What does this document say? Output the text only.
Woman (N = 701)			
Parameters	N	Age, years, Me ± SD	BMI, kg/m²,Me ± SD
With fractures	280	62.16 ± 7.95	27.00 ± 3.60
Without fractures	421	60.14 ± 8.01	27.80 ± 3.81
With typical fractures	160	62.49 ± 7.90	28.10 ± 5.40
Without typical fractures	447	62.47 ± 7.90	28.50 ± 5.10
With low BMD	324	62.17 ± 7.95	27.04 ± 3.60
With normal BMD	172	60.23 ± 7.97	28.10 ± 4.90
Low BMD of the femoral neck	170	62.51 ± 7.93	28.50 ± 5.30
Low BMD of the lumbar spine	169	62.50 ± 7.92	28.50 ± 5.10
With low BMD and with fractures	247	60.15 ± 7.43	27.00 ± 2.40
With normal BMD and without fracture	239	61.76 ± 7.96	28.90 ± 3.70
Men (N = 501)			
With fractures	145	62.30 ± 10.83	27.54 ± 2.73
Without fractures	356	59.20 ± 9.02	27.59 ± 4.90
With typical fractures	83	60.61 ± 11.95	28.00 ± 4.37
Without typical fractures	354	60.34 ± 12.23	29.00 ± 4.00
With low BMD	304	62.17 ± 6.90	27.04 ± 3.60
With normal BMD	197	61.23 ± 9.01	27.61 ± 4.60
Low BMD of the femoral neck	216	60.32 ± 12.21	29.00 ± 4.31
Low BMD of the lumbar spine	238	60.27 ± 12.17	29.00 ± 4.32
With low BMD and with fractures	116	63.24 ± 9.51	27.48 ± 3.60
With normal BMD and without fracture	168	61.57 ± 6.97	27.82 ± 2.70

* [INSTRUCTIONS FOR THE TASK]:
Transcribe every line of the data, exactly as it stands.

* [OUTPUT FOR THIS EXERCISE]:
What does this document say? Output the text only.
Woman (N = 701)			
Parameters	N	Age, years, Me ± SD	BMI, kg/m²,Me ± SD
With fractures	280	62.16 ± 7.95	27.00 ± 3.60
Without fractures	421	60.14 ± 8.01	27.80 ± 3.81
With typical fractures	160	62.49 ± 7.90	28.10 ± 5.40
Without typical fractures	447	62.47 ± 7.90	28.50 ± 5.10
With low BMD	324	62.17 ± 7.95	27.04 ± 3.60
With normal BMD	172	60.23 ± 7.97	28.10 ± 4.90
Low BMD of the femoral neck	170	62.51 ± 7.93	28.50 ± 5.30
Low BMD of the lumbar spine	169	62.50 ± 7.92	28.50 ± 5.10
With low BMD and with fractures	247	60.15 ± 7.43	27.00 ± 2.40
With normal BMD and without fracture	239	61.76 ± 7.96	28.90 ± 3.70
Men (N = 501)			
With fractures	145	62.30 ± 10.83	27.54 ± 2.73
Without fractures	356	59.20 ± 9.02	27.59 ± 4.90
With typical fractures	83	60.61 ± 11.95	28.00 ± 4.37
Without typical fractures	354	60.34 ± 12.23	29.00 ± 4.00
With low BMD	304	62.17 ± 6.90	27.04 ± 3.60
With normal BMD	197	61.23 ± 9.01	27.61 ± 4.60
Low BMD of the femoral neck	216	60.32 ± 12.21	29.00 ± 4.31
Low BMD of the lumbar spine	238	60.27 ± 12.17	29.00 ± 4.32
With low BMD and with fractures	116	63.24 ± 9.51	27.48 ± 3.60
With normal BMD and without fracture	168	61.57 ± 6.97	27.82 ± 2.70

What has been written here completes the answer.